Problem description: Please set down each of the lines below once more, exactly, omitting all pictures.

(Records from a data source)
Segment Open

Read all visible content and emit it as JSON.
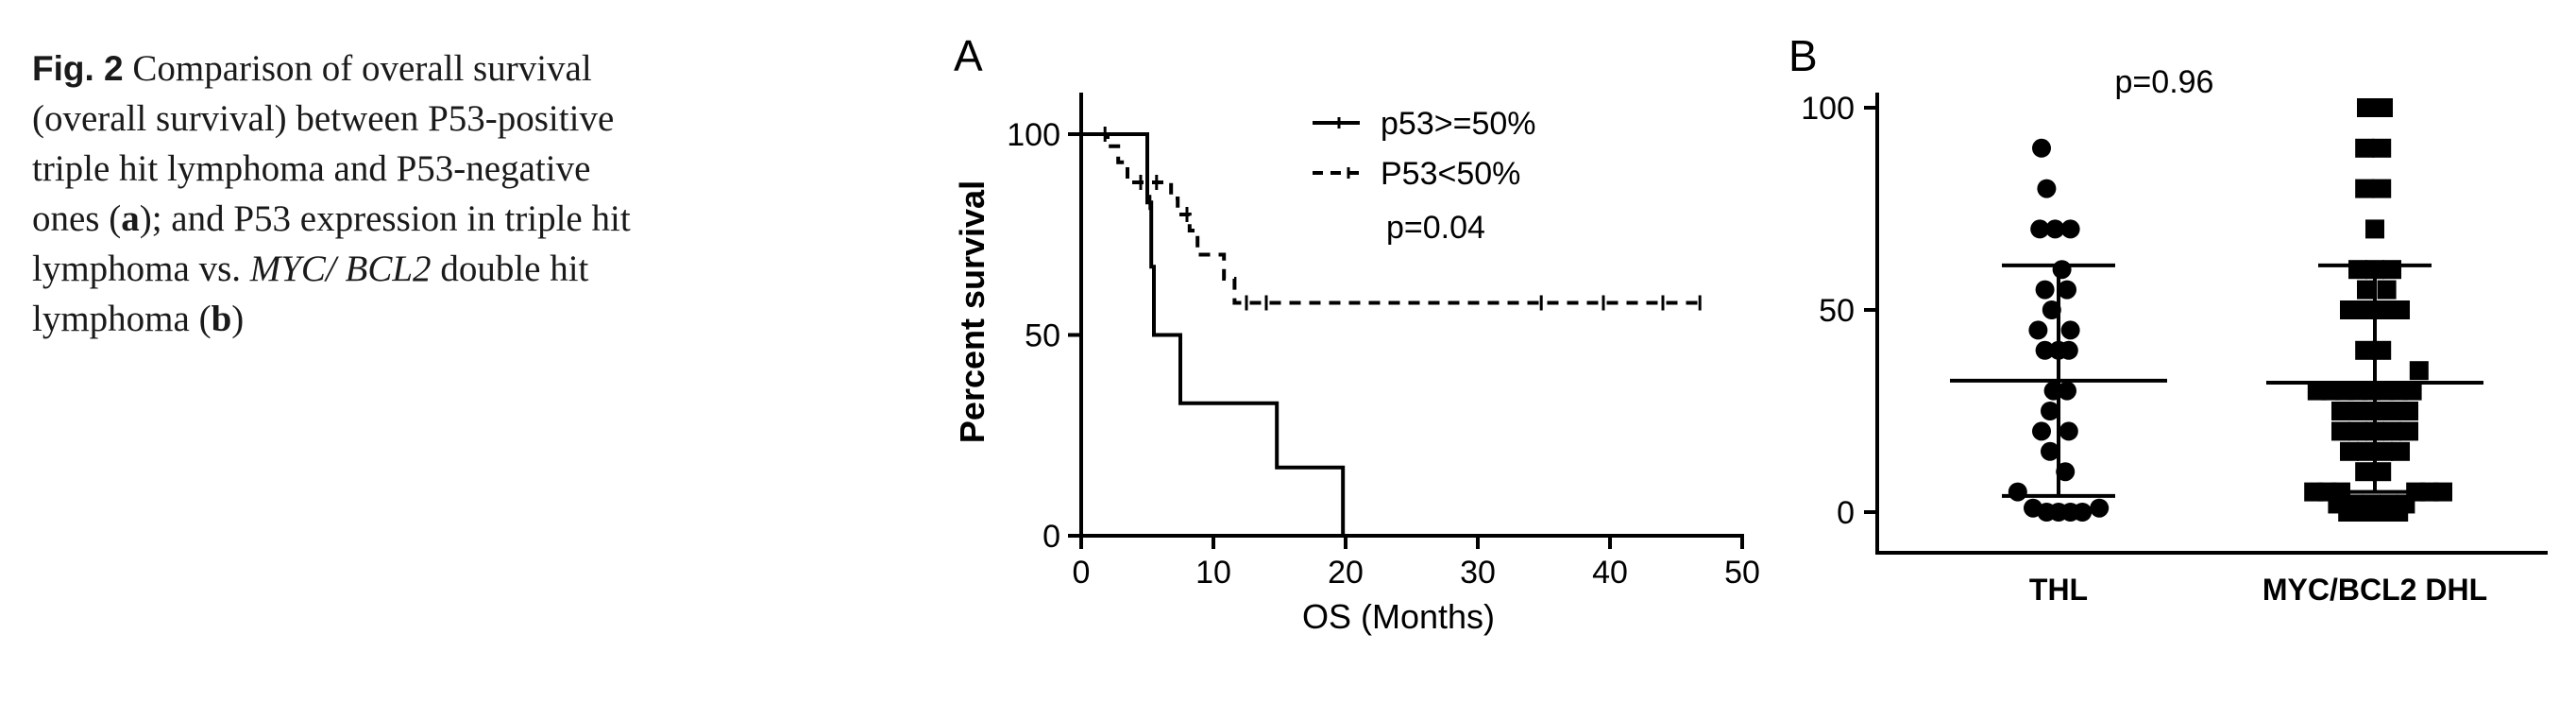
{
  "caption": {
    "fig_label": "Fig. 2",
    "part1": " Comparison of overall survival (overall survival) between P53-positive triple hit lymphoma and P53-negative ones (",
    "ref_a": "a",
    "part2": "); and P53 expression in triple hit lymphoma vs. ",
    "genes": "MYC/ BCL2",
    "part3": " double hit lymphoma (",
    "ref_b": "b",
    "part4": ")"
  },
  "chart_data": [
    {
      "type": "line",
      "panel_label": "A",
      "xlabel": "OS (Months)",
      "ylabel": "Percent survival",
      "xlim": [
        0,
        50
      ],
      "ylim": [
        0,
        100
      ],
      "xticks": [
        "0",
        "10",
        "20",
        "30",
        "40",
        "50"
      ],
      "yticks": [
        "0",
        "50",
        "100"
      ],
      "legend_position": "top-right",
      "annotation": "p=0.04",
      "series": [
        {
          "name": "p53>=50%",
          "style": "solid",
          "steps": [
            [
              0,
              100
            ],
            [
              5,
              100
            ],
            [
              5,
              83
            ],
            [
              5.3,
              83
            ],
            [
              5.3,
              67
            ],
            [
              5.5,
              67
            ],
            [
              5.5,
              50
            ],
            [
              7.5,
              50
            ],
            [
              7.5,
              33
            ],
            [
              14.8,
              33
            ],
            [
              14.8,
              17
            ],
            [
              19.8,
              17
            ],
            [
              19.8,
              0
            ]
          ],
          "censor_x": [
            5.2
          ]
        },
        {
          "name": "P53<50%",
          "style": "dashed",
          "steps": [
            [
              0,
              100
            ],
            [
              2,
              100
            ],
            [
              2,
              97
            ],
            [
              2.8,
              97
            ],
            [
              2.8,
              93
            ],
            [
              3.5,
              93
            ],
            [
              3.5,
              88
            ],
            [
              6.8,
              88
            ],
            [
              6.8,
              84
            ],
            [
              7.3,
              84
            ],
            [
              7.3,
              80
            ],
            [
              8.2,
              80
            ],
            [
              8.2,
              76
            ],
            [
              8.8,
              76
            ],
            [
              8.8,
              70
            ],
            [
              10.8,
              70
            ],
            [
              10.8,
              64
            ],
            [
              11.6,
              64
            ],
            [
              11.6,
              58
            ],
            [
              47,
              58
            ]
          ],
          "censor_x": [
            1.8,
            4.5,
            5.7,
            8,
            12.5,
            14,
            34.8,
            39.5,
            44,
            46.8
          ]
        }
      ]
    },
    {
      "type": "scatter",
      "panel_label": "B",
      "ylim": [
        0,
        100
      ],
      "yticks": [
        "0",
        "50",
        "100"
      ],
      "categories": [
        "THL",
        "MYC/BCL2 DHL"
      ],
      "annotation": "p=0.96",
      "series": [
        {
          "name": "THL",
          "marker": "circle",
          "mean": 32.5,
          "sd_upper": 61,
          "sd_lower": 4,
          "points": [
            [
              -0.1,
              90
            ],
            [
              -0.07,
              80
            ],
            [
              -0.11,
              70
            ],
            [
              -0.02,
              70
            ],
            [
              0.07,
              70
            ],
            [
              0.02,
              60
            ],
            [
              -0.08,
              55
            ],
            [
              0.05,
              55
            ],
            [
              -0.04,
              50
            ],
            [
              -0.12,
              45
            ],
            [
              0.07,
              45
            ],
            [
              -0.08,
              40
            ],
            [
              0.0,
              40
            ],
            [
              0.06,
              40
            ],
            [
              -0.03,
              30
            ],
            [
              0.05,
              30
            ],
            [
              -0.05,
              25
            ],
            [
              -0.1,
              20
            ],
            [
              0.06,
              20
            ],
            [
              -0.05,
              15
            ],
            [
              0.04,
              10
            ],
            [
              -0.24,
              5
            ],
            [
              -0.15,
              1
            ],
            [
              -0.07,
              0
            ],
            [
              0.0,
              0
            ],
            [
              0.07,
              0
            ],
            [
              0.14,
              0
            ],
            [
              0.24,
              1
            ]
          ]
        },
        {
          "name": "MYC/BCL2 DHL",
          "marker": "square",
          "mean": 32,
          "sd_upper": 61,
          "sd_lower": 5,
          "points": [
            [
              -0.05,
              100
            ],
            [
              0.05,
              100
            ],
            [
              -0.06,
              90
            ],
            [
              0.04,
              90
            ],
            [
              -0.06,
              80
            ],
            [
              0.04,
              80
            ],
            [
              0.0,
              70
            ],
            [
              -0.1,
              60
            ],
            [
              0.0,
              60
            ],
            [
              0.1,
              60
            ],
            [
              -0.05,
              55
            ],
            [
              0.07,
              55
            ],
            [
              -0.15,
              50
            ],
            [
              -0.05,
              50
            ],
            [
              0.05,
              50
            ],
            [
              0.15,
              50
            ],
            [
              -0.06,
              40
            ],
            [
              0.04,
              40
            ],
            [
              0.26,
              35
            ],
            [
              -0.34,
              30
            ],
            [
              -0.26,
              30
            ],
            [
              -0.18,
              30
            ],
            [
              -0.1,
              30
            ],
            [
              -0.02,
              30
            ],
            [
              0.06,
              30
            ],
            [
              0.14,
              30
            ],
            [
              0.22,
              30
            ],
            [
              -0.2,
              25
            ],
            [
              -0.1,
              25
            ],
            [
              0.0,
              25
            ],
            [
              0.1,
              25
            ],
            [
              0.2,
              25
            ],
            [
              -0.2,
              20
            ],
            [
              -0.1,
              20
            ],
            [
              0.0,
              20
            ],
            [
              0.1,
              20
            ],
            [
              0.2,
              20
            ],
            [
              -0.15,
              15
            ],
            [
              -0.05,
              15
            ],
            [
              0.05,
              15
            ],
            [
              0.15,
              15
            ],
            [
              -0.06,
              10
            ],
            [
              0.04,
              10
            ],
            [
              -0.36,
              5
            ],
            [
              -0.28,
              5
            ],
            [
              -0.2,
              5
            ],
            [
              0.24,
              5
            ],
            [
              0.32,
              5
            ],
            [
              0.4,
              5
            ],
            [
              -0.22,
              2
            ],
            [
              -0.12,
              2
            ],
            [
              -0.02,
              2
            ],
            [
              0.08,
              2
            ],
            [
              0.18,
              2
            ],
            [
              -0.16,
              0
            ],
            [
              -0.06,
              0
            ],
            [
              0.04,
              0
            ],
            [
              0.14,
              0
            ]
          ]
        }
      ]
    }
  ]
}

Segment Closed

Answer below:
Read all visible content and emit it as JSON.
{
  "caption": {
    "fig_label": "Fig. 2",
    "part1": " Comparison of overall survival (overall survival) between P53-positive triple hit lymphoma and P53-negative ones (",
    "ref_a": "a",
    "part2": "); and P53 expression in triple hit lymphoma vs. ",
    "genes": "MYC/ BCL2",
    "part3": " double hit lymphoma (",
    "ref_b": "b",
    "part4": ")"
  },
  "chart_data": [
    {
      "type": "line",
      "panel_label": "A",
      "xlabel": "OS (Months)",
      "ylabel": "Percent survival",
      "xlim": [
        0,
        50
      ],
      "ylim": [
        0,
        100
      ],
      "xticks": [
        "0",
        "10",
        "20",
        "30",
        "40",
        "50"
      ],
      "yticks": [
        "0",
        "50",
        "100"
      ],
      "legend_position": "top-right",
      "annotation": "p=0.04",
      "series": [
        {
          "name": "p53>=50%",
          "style": "solid",
          "steps": [
            [
              0,
              100
            ],
            [
              5,
              100
            ],
            [
              5,
              83
            ],
            [
              5.3,
              83
            ],
            [
              5.3,
              67
            ],
            [
              5.5,
              67
            ],
            [
              5.5,
              50
            ],
            [
              7.5,
              50
            ],
            [
              7.5,
              33
            ],
            [
              14.8,
              33
            ],
            [
              14.8,
              17
            ],
            [
              19.8,
              17
            ],
            [
              19.8,
              0
            ]
          ],
          "censor_x": [
            5.2
          ]
        },
        {
          "name": "P53<50%",
          "style": "dashed",
          "steps": [
            [
              0,
              100
            ],
            [
              2,
              100
            ],
            [
              2,
              97
            ],
            [
              2.8,
              97
            ],
            [
              2.8,
              93
            ],
            [
              3.5,
              93
            ],
            [
              3.5,
              88
            ],
            [
              6.8,
              88
            ],
            [
              6.8,
              84
            ],
            [
              7.3,
              84
            ],
            [
              7.3,
              80
            ],
            [
              8.2,
              80
            ],
            [
              8.2,
              76
            ],
            [
              8.8,
              76
            ],
            [
              8.8,
              70
            ],
            [
              10.8,
              70
            ],
            [
              10.8,
              64
            ],
            [
              11.6,
              64
            ],
            [
              11.6,
              58
            ],
            [
              47,
              58
            ]
          ],
          "censor_x": [
            1.8,
            4.5,
            5.7,
            8,
            12.5,
            14,
            34.8,
            39.5,
            44,
            46.8
          ]
        }
      ]
    },
    {
      "type": "scatter",
      "panel_label": "B",
      "ylim": [
        0,
        100
      ],
      "yticks": [
        "0",
        "50",
        "100"
      ],
      "categories": [
        "THL",
        "MYC/BCL2 DHL"
      ],
      "annotation": "p=0.96",
      "series": [
        {
          "name": "THL",
          "marker": "circle",
          "mean": 32.5,
          "sd_upper": 61,
          "sd_lower": 4,
          "points": [
            [
              -0.1,
              90
            ],
            [
              -0.07,
              80
            ],
            [
              -0.11,
              70
            ],
            [
              -0.02,
              70
            ],
            [
              0.07,
              70
            ],
            [
              0.02,
              60
            ],
            [
              -0.08,
              55
            ],
            [
              0.05,
              55
            ],
            [
              -0.04,
              50
            ],
            [
              -0.12,
              45
            ],
            [
              0.07,
              45
            ],
            [
              -0.08,
              40
            ],
            [
              0.0,
              40
            ],
            [
              0.06,
              40
            ],
            [
              -0.03,
              30
            ],
            [
              0.05,
              30
            ],
            [
              -0.05,
              25
            ],
            [
              -0.1,
              20
            ],
            [
              0.06,
              20
            ],
            [
              -0.05,
              15
            ],
            [
              0.04,
              10
            ],
            [
              -0.24,
              5
            ],
            [
              -0.15,
              1
            ],
            [
              -0.07,
              0
            ],
            [
              0.0,
              0
            ],
            [
              0.07,
              0
            ],
            [
              0.14,
              0
            ],
            [
              0.24,
              1
            ]
          ]
        },
        {
          "name": "MYC/BCL2 DHL",
          "marker": "square",
          "mean": 32,
          "sd_upper": 61,
          "sd_lower": 5,
          "points": [
            [
              -0.05,
              100
            ],
            [
              0.05,
              100
            ],
            [
              -0.06,
              90
            ],
            [
              0.04,
              90
            ],
            [
              -0.06,
              80
            ],
            [
              0.04,
              80
            ],
            [
              0.0,
              70
            ],
            [
              -0.1,
              60
            ],
            [
              0.0,
              60
            ],
            [
              0.1,
              60
            ],
            [
              -0.05,
              55
            ],
            [
              0.07,
              55
            ],
            [
              -0.15,
              50
            ],
            [
              -0.05,
              50
            ],
            [
              0.05,
              50
            ],
            [
              0.15,
              50
            ],
            [
              -0.06,
              40
            ],
            [
              0.04,
              40
            ],
            [
              0.26,
              35
            ],
            [
              -0.34,
              30
            ],
            [
              -0.26,
              30
            ],
            [
              -0.18,
              30
            ],
            [
              -0.1,
              30
            ],
            [
              -0.02,
              30
            ],
            [
              0.06,
              30
            ],
            [
              0.14,
              30
            ],
            [
              0.22,
              30
            ],
            [
              -0.2,
              25
            ],
            [
              -0.1,
              25
            ],
            [
              0.0,
              25
            ],
            [
              0.1,
              25
            ],
            [
              0.2,
              25
            ],
            [
              -0.2,
              20
            ],
            [
              -0.1,
              20
            ],
            [
              0.0,
              20
            ],
            [
              0.1,
              20
            ],
            [
              0.2,
              20
            ],
            [
              -0.15,
              15
            ],
            [
              -0.05,
              15
            ],
            [
              0.05,
              15
            ],
            [
              0.15,
              15
            ],
            [
              -0.06,
              10
            ],
            [
              0.04,
              10
            ],
            [
              -0.36,
              5
            ],
            [
              -0.28,
              5
            ],
            [
              -0.2,
              5
            ],
            [
              0.24,
              5
            ],
            [
              0.32,
              5
            ],
            [
              0.4,
              5
            ],
            [
              -0.22,
              2
            ],
            [
              -0.12,
              2
            ],
            [
              -0.02,
              2
            ],
            [
              0.08,
              2
            ],
            [
              0.18,
              2
            ],
            [
              -0.16,
              0
            ],
            [
              -0.06,
              0
            ],
            [
              0.04,
              0
            ],
            [
              0.14,
              0
            ]
          ]
        }
      ]
    }
  ]
}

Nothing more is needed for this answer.